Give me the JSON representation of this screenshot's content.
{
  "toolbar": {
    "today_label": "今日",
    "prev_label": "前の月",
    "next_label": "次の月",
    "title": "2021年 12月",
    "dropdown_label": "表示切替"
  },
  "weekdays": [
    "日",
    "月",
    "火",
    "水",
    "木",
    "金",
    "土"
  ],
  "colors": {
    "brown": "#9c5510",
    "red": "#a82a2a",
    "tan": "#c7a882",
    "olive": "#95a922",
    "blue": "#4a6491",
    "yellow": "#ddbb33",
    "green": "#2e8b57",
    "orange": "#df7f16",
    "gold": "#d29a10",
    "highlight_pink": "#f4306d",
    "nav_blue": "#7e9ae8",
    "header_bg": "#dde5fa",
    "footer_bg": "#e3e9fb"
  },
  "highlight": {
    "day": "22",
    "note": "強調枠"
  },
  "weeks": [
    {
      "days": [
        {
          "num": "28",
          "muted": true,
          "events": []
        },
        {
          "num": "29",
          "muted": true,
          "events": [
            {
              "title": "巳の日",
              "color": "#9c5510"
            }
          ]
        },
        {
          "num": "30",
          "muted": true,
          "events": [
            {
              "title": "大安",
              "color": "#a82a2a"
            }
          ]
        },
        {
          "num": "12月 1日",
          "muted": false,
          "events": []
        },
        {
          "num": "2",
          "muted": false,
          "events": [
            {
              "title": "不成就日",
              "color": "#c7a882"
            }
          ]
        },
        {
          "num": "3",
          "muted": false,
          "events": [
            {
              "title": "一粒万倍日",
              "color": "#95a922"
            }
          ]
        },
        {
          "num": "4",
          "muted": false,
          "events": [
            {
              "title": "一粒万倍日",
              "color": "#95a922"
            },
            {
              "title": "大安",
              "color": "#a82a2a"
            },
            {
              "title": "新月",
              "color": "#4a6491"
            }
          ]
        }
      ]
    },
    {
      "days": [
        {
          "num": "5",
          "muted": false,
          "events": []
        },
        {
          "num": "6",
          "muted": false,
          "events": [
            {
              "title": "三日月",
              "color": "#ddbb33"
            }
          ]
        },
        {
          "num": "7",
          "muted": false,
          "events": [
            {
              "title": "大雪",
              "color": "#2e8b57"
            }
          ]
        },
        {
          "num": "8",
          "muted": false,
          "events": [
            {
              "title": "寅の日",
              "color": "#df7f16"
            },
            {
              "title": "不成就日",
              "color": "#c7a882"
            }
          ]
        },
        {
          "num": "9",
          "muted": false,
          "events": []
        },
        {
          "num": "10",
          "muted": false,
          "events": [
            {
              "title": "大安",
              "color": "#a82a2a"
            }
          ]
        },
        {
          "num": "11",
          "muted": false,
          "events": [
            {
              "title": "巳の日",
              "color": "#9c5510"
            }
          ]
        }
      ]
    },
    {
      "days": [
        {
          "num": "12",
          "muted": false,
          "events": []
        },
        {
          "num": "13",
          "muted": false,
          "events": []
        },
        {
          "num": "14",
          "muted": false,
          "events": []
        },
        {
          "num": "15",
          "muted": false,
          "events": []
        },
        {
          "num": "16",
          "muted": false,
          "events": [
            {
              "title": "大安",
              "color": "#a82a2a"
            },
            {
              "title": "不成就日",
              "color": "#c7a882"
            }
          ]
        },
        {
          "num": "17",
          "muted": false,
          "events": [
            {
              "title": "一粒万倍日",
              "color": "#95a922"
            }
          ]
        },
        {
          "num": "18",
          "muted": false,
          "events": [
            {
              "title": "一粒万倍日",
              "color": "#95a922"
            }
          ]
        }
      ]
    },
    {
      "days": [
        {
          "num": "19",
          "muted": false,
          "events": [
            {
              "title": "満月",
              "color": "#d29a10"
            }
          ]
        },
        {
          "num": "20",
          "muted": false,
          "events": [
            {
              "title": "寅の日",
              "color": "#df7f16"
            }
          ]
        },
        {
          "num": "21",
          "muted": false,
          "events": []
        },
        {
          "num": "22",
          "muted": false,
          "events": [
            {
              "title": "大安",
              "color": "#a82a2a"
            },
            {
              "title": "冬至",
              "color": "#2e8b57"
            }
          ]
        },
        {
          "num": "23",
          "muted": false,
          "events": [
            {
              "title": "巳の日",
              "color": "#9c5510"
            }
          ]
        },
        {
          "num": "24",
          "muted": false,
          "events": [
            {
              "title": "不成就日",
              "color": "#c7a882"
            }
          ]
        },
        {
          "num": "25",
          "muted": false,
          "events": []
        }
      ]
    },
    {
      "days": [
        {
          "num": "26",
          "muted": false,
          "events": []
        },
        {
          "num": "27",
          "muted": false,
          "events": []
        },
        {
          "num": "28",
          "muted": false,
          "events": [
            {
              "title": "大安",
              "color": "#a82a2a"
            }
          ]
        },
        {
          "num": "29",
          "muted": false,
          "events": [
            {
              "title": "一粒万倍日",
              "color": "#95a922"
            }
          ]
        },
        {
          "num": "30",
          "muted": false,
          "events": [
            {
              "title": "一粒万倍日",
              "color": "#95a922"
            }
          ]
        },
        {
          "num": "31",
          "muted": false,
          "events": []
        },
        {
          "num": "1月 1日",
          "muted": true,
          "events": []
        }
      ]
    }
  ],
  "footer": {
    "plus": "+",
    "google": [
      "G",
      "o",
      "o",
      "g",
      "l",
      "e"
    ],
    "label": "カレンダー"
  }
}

--------------------------------

__TASK DIRECTIONS__
Give back all the records exactly as they stand.

__RESPONSE__
Give me the JSON representation of this screenshot's content.
{
  "toolbar": {
    "today_label": "今日",
    "prev_label": "前の月",
    "next_label": "次の月",
    "title": "2021年 12月",
    "dropdown_label": "表示切替"
  },
  "weekdays": [
    "日",
    "月",
    "火",
    "水",
    "木",
    "金",
    "土"
  ],
  "colors": {
    "brown": "#9c5510",
    "red": "#a82a2a",
    "tan": "#c7a882",
    "olive": "#95a922",
    "blue": "#4a6491",
    "yellow": "#ddbb33",
    "green": "#2e8b57",
    "orange": "#df7f16",
    "gold": "#d29a10",
    "highlight_pink": "#f4306d",
    "nav_blue": "#7e9ae8",
    "header_bg": "#dde5fa",
    "footer_bg": "#e3e9fb"
  },
  "highlight": {
    "day": "22",
    "note": "強調枠"
  },
  "weeks": [
    {
      "days": [
        {
          "num": "28",
          "muted": true,
          "events": []
        },
        {
          "num": "29",
          "muted": true,
          "events": [
            {
              "title": "巳の日",
              "color": "#9c5510"
            }
          ]
        },
        {
          "num": "30",
          "muted": true,
          "events": [
            {
              "title": "大安",
              "color": "#a82a2a"
            }
          ]
        },
        {
          "num": "12月 1日",
          "muted": false,
          "events": []
        },
        {
          "num": "2",
          "muted": false,
          "events": [
            {
              "title": "不成就日",
              "color": "#c7a882"
            }
          ]
        },
        {
          "num": "3",
          "muted": false,
          "events": [
            {
              "title": "一粒万倍日",
              "color": "#95a922"
            }
          ]
        },
        {
          "num": "4",
          "muted": false,
          "events": [
            {
              "title": "一粒万倍日",
              "color": "#95a922"
            },
            {
              "title": "大安",
              "color": "#a82a2a"
            },
            {
              "title": "新月",
              "color": "#4a6491"
            }
          ]
        }
      ]
    },
    {
      "days": [
        {
          "num": "5",
          "muted": false,
          "events": []
        },
        {
          "num": "6",
          "muted": false,
          "events": [
            {
              "title": "三日月",
              "color": "#ddbb33"
            }
          ]
        },
        {
          "num": "7",
          "muted": false,
          "events": [
            {
              "title": "大雪",
              "color": "#2e8b57"
            }
          ]
        },
        {
          "num": "8",
          "muted": false,
          "events": [
            {
              "title": "寅の日",
              "color": "#df7f16"
            },
            {
              "title": "不成就日",
              "color": "#c7a882"
            }
          ]
        },
        {
          "num": "9",
          "muted": false,
          "events": []
        },
        {
          "num": "10",
          "muted": false,
          "events": [
            {
              "title": "大安",
              "color": "#a82a2a"
            }
          ]
        },
        {
          "num": "11",
          "muted": false,
          "events": [
            {
              "title": "巳の日",
              "color": "#9c5510"
            }
          ]
        }
      ]
    },
    {
      "days": [
        {
          "num": "12",
          "muted": false,
          "events": []
        },
        {
          "num": "13",
          "muted": false,
          "events": []
        },
        {
          "num": "14",
          "muted": false,
          "events": []
        },
        {
          "num": "15",
          "muted": false,
          "events": []
        },
        {
          "num": "16",
          "muted": false,
          "events": [
            {
              "title": "大安",
              "color": "#a82a2a"
            },
            {
              "title": "不成就日",
              "color": "#c7a882"
            }
          ]
        },
        {
          "num": "17",
          "muted": false,
          "events": [
            {
              "title": "一粒万倍日",
              "color": "#95a922"
            }
          ]
        },
        {
          "num": "18",
          "muted": false,
          "events": [
            {
              "title": "一粒万倍日",
              "color": "#95a922"
            }
          ]
        }
      ]
    },
    {
      "days": [
        {
          "num": "19",
          "muted": false,
          "events": [
            {
              "title": "満月",
              "color": "#d29a10"
            }
          ]
        },
        {
          "num": "20",
          "muted": false,
          "events": [
            {
              "title": "寅の日",
              "color": "#df7f16"
            }
          ]
        },
        {
          "num": "21",
          "muted": false,
          "events": []
        },
        {
          "num": "22",
          "muted": false,
          "events": [
            {
              "title": "大安",
              "color": "#a82a2a"
            },
            {
              "title": "冬至",
              "color": "#2e8b57"
            }
          ]
        },
        {
          "num": "23",
          "muted": false,
          "events": [
            {
              "title": "巳の日",
              "color": "#9c5510"
            }
          ]
        },
        {
          "num": "24",
          "muted": false,
          "events": [
            {
              "title": "不成就日",
              "color": "#c7a882"
            }
          ]
        },
        {
          "num": "25",
          "muted": false,
          "events": []
        }
      ]
    },
    {
      "days": [
        {
          "num": "26",
          "muted": false,
          "events": []
        },
        {
          "num": "27",
          "muted": false,
          "events": []
        },
        {
          "num": "28",
          "muted": false,
          "events": [
            {
              "title": "大安",
              "color": "#a82a2a"
            }
          ]
        },
        {
          "num": "29",
          "muted": false,
          "events": [
            {
              "title": "一粒万倍日",
              "color": "#95a922"
            }
          ]
        },
        {
          "num": "30",
          "muted": false,
          "events": [
            {
              "title": "一粒万倍日",
              "color": "#95a922"
            }
          ]
        },
        {
          "num": "31",
          "muted": false,
          "events": []
        },
        {
          "num": "1月 1日",
          "muted": true,
          "events": []
        }
      ]
    }
  ],
  "footer": {
    "plus": "+",
    "google": [
      "G",
      "o",
      "o",
      "g",
      "l",
      "e"
    ],
    "label": "カレンダー"
  }
}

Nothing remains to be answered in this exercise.